- [WRITTEN TASK]: Print the entries verbatim, leaving out the images they contain.

------ STORED RECORDS ------

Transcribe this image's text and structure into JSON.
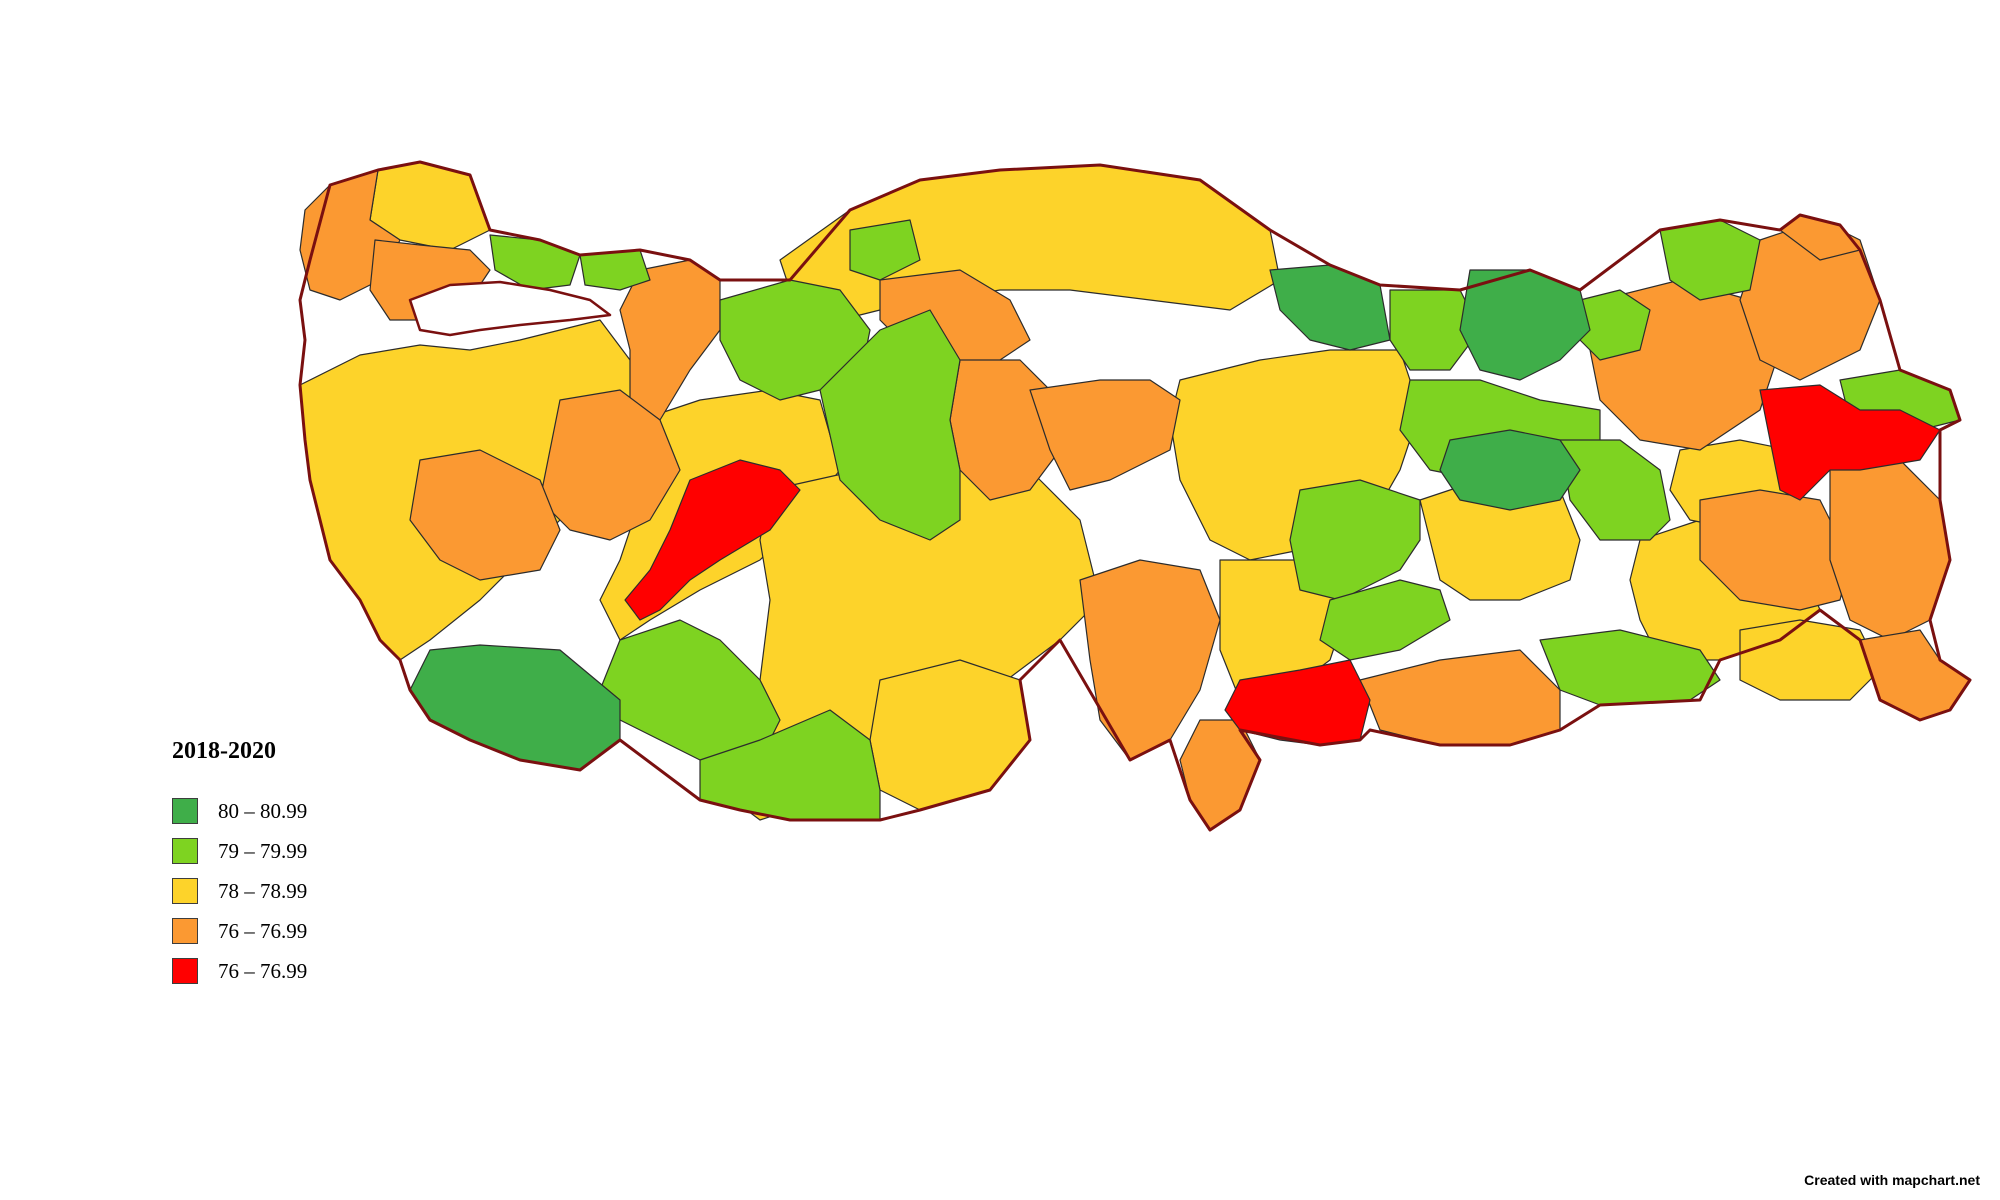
{
  "legend": {
    "title": "2018-2020",
    "items": [
      {
        "label": "80 – 80.99",
        "color": "#3fae49"
      },
      {
        "label": "79 – 79.99",
        "color": "#7ed321"
      },
      {
        "label": "78 – 78.99",
        "color": "#fdd32a"
      },
      {
        "label": "76 – 76.99",
        "color": "#fb9932"
      },
      {
        "label": "76 – 76.99",
        "color": "#ff0000"
      }
    ]
  },
  "credit": "Created with mapchart.net",
  "colors": {
    "dark_green": "#3fae49",
    "light_green": "#7ed321",
    "yellow": "#fdd32a",
    "orange": "#fb9932",
    "red": "#ff0000",
    "border": "#7a1010"
  }
}
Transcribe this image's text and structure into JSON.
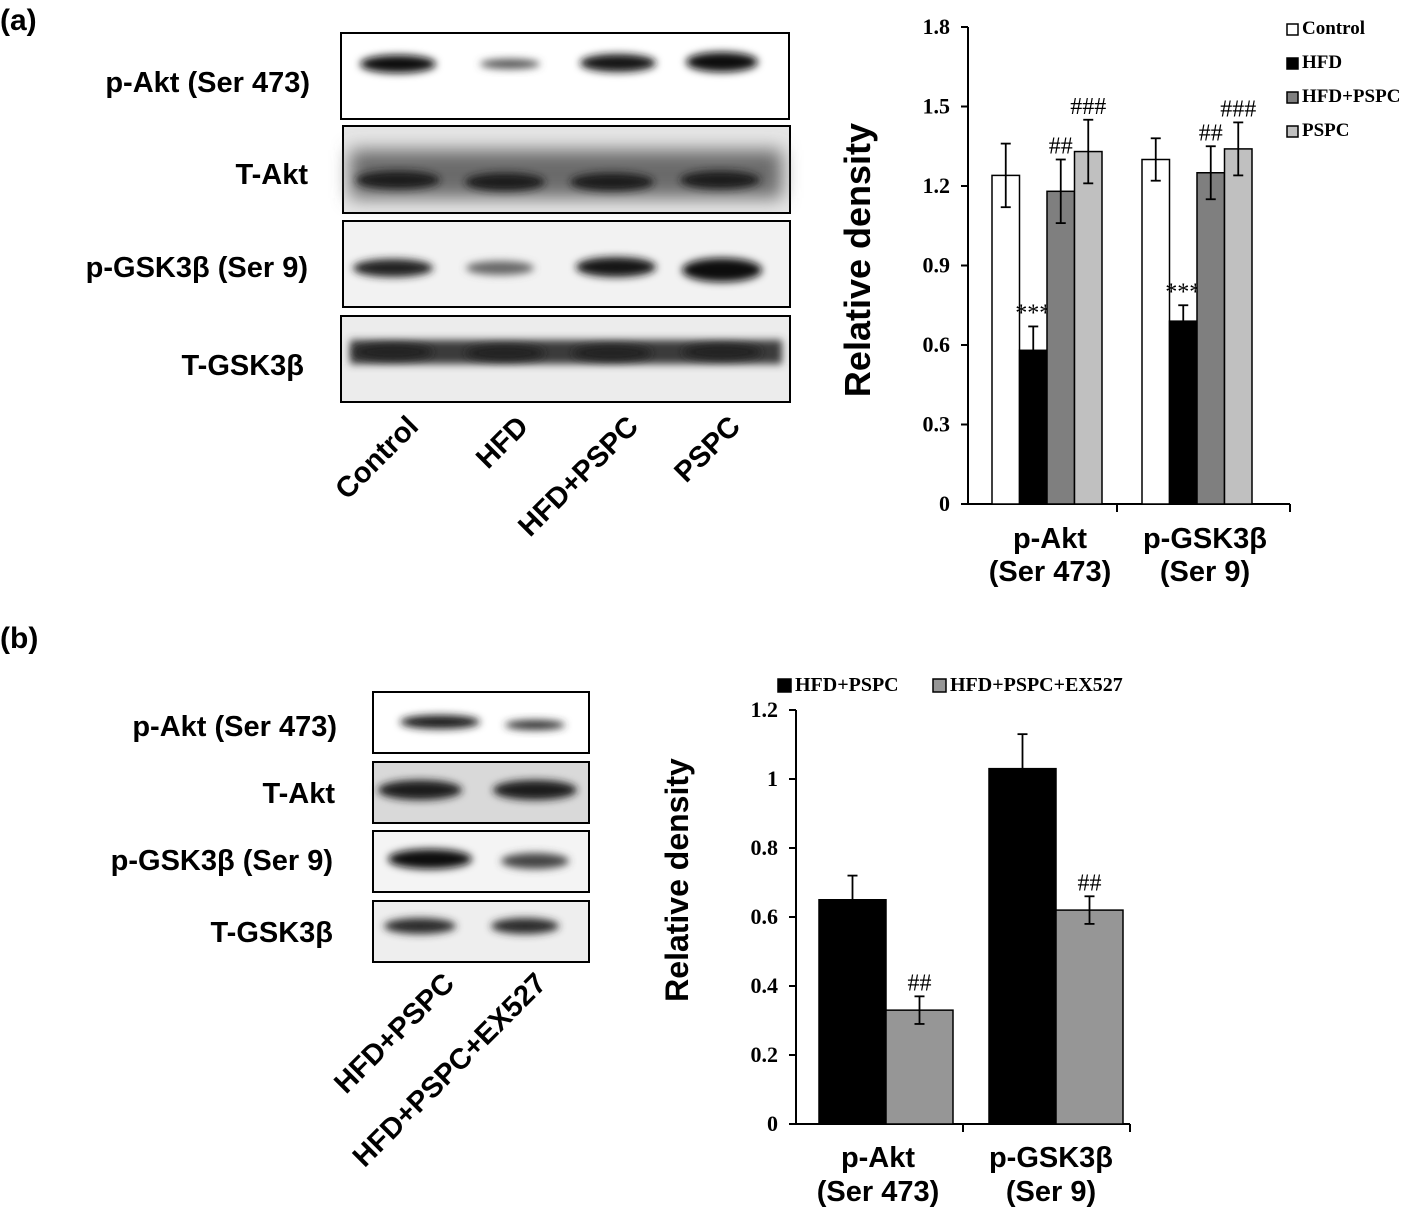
{
  "panels": {
    "a": {
      "label": "(a)",
      "blot": {
        "rows": [
          "p-Akt (Ser 473)",
          "T-Akt",
          "p-GSK3β (Ser 9)",
          "T-GSK3β"
        ],
        "lanes": [
          "Control",
          "HFD",
          "HFD+PSPC",
          "PSPC"
        ]
      }
    },
    "b": {
      "label": "(b)",
      "blot": {
        "rows": [
          "p-Akt (Ser 473)",
          "T-Akt",
          "p-GSK3β (Ser 9)",
          "T-GSK3β"
        ],
        "lanes": [
          "HFD+PSPC",
          "HFD+PSPC+EX527"
        ]
      }
    }
  },
  "chart_data": [
    {
      "type": "bar",
      "title": "",
      "xlabel": "",
      "ylabel": "Relative density",
      "ylim": [
        0,
        1.8
      ],
      "yticks": [
        "0",
        "0.3",
        "0.6",
        "0.9",
        "1.2",
        "1.5",
        "1.8"
      ],
      "categories": [
        "p-Akt (Ser 473)",
        "p-GSK3β (Ser 9)"
      ],
      "category_lines": [
        [
          "p-Akt",
          "(Ser 473)"
        ],
        [
          "p-GSK3β",
          "(Ser 9)"
        ]
      ],
      "legend_position": "top-right",
      "series": [
        {
          "name": "Control",
          "color": "#ffffff",
          "values": [
            1.24,
            1.3
          ],
          "errors": [
            0.12,
            0.08
          ],
          "annotations": [
            "",
            ""
          ]
        },
        {
          "name": "HFD",
          "color": "#000000",
          "values": [
            0.58,
            0.69
          ],
          "errors": [
            0.09,
            0.06
          ],
          "annotations": [
            "***",
            "***"
          ]
        },
        {
          "name": "HFD+PSPC",
          "color": "#7f7f7f",
          "values": [
            1.18,
            1.25
          ],
          "errors": [
            0.12,
            0.1
          ],
          "annotations": [
            "##",
            "##"
          ]
        },
        {
          "name": "PSPC",
          "color": "#c0c0c0",
          "values": [
            1.33,
            1.34
          ],
          "errors": [
            0.12,
            0.1
          ],
          "annotations": [
            "###",
            "###"
          ]
        }
      ]
    },
    {
      "type": "bar",
      "title": "",
      "xlabel": "",
      "ylabel": "Relative density",
      "ylim": [
        0,
        1.2
      ],
      "yticks": [
        "0",
        "0.2",
        "0.4",
        "0.6",
        "0.8",
        "1",
        "1.2"
      ],
      "categories": [
        "p-Akt (Ser 473)",
        "p-GSK3β (Ser 9)"
      ],
      "category_lines": [
        [
          "p-Akt",
          "(Ser 473)"
        ],
        [
          "p-GSK3β",
          "(Ser 9)"
        ]
      ],
      "legend_position": "top",
      "series": [
        {
          "name": "HFD+PSPC",
          "color": "#000000",
          "values": [
            0.65,
            1.03
          ],
          "errors": [
            0.07,
            0.1
          ],
          "annotations": [
            "",
            ""
          ]
        },
        {
          "name": "HFD+PSPC+EX527",
          "color": "#969696",
          "values": [
            0.33,
            0.62
          ],
          "errors": [
            0.04,
            0.04
          ],
          "annotations": [
            "##",
            "##"
          ]
        }
      ]
    }
  ]
}
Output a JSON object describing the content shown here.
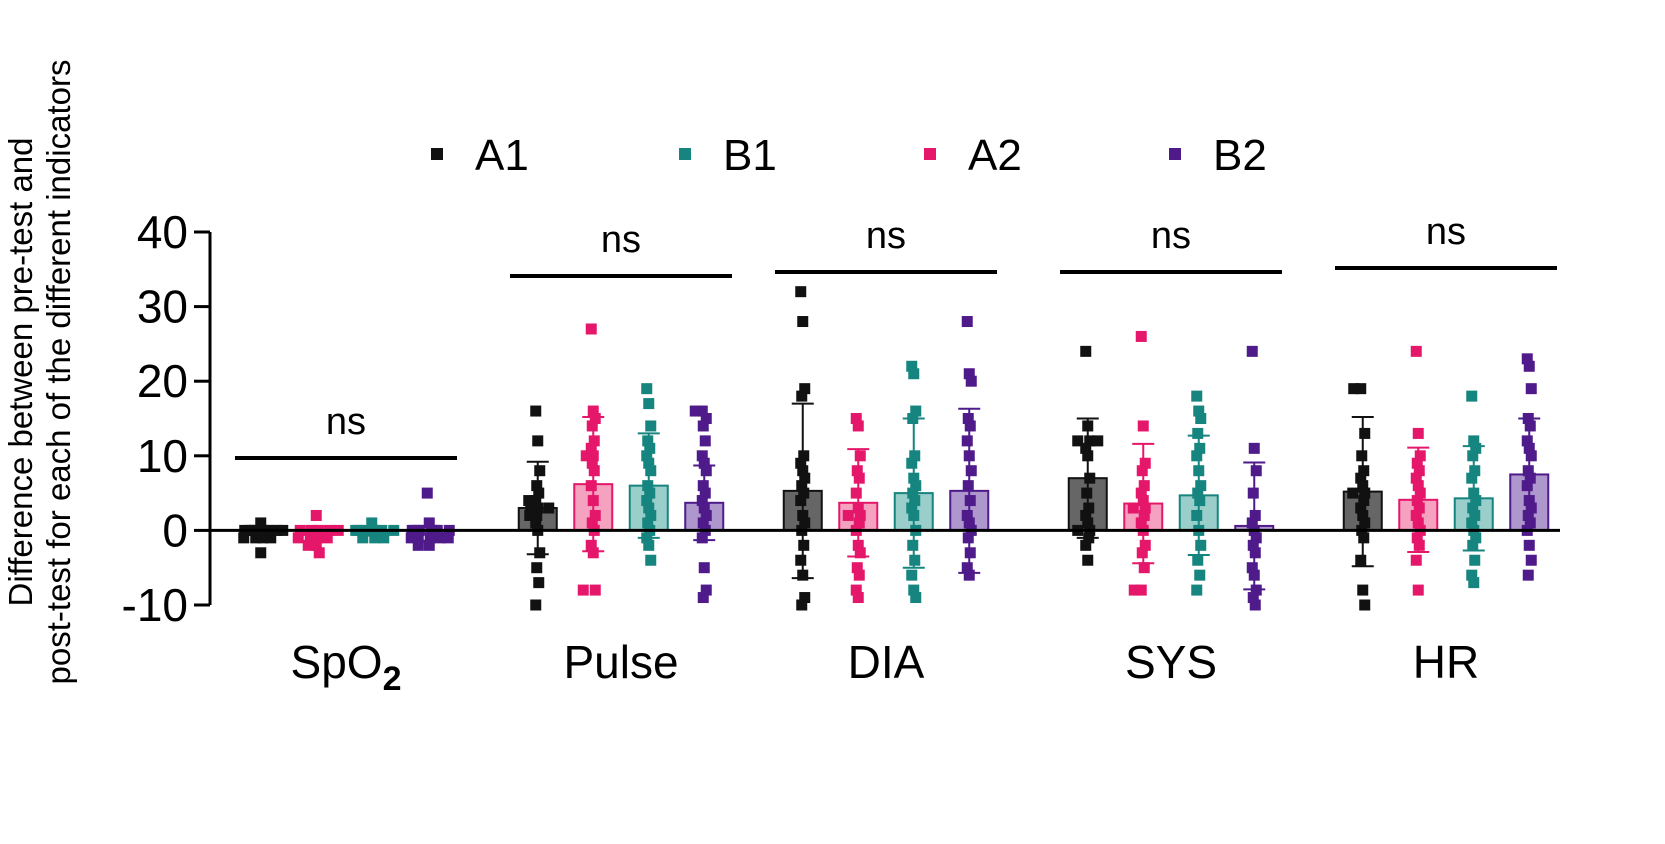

------

- [OUTPUT BELOW]:
Transcribe this image's text and structure into JSON.
{
  "legend": {
    "title": "2018-2020",
    "items": [
      {
        "label": "80 – 80.99",
        "color": "#3fae49"
      },
      {
        "label": "79 – 79.99",
        "color": "#7ed321"
      },
      {
        "label": "78 – 78.99",
        "color": "#fdd32a"
      },
      {
        "label": "76 – 76.99",
        "color": "#fb9932"
      },
      {
        "label": "76 – 76.99",
        "color": "#ff0000"
      }
    ]
  },
  "credit": "Created with mapchart.net",
  "colors": {
    "dark_green": "#3fae49",
    "light_green": "#7ed321",
    "yellow": "#fdd32a",
    "orange": "#fb9932",
    "red": "#ff0000",
    "border": "#7a1010"
  }
}
Transcribe this image's text and structure into JSON.
{
  "panels": {
    "a": {
      "label": "(a)",
      "blot": {
        "rows": [
          "p-Akt (Ser 473)",
          "T-Akt",
          "p-GSK3β (Ser 9)",
          "T-GSK3β"
        ],
        "lanes": [
          "Control",
          "HFD",
          "HFD+PSPC",
          "PSPC"
        ]
      }
    },
    "b": {
      "label": "(b)",
      "blot": {
        "rows": [
          "p-Akt (Ser 473)",
          "T-Akt",
          "p-GSK3β (Ser 9)",
          "T-GSK3β"
        ],
        "lanes": [
          "HFD+PSPC",
          "HFD+PSPC+EX527"
        ]
      }
    }
  },
  "chart_data": [
    {
      "type": "bar",
      "title": "",
      "xlabel": "",
      "ylabel": "Relative density",
      "ylim": [
        0,
        1.8
      ],
      "yticks": [
        "0",
        "0.3",
        "0.6",
        "0.9",
        "1.2",
        "1.5",
        "1.8"
      ],
      "categories": [
        "p-Akt (Ser 473)",
        "p-GSK3β (Ser 9)"
      ],
      "category_lines": [
        [
          "p-Akt",
          "(Ser 473)"
        ],
        [
          "p-GSK3β",
          "(Ser 9)"
        ]
      ],
      "legend_position": "top-right",
      "series": [
        {
          "name": "Control",
          "color": "#ffffff",
          "values": [
            1.24,
            1.3
          ],
          "errors": [
            0.12,
            0.08
          ],
          "annotations": [
            "",
            ""
          ]
        },
        {
          "name": "HFD",
          "color": "#000000",
          "values": [
            0.58,
            0.69
          ],
          "errors": [
            0.09,
            0.06
          ],
          "annotations": [
            "***",
            "***"
          ]
        },
        {
          "name": "HFD+PSPC",
          "color": "#7f7f7f",
          "values": [
            1.18,
            1.25
          ],
          "errors": [
            0.12,
            0.1
          ],
          "annotations": [
            "##",
            "##"
          ]
        },
        {
          "name": "PSPC",
          "color": "#c0c0c0",
          "values": [
            1.33,
            1.34
          ],
          "errors": [
            0.12,
            0.1
          ],
          "annotations": [
            "###",
            "###"
          ]
        }
      ]
    },
    {
      "type": "bar",
      "title": "",
      "xlabel": "",
      "ylabel": "Relative density",
      "ylim": [
        0,
        1.2
      ],
      "yticks": [
        "0",
        "0.2",
        "0.4",
        "0.6",
        "0.8",
        "1",
        "1.2"
      ],
      "categories": [
        "p-Akt (Ser 473)",
        "p-GSK3β (Ser 9)"
      ],
      "category_lines": [
        [
          "p-Akt",
          "(Ser 473)"
        ],
        [
          "p-GSK3β",
          "(Ser 9)"
        ]
      ],
      "legend_position": "top",
      "series": [
        {
          "name": "HFD+PSPC",
          "color": "#000000",
          "values": [
            0.65,
            1.03
          ],
          "errors": [
            0.07,
            0.1
          ],
          "annotations": [
            "",
            ""
          ]
        },
        {
          "name": "HFD+PSPC+EX527",
          "color": "#969696",
          "values": [
            0.33,
            0.62
          ],
          "errors": [
            0.04,
            0.04
          ],
          "annotations": [
            "##",
            "##"
          ]
        }
      ]
    }
  ]
}
Output a JSON object describing the content shown here.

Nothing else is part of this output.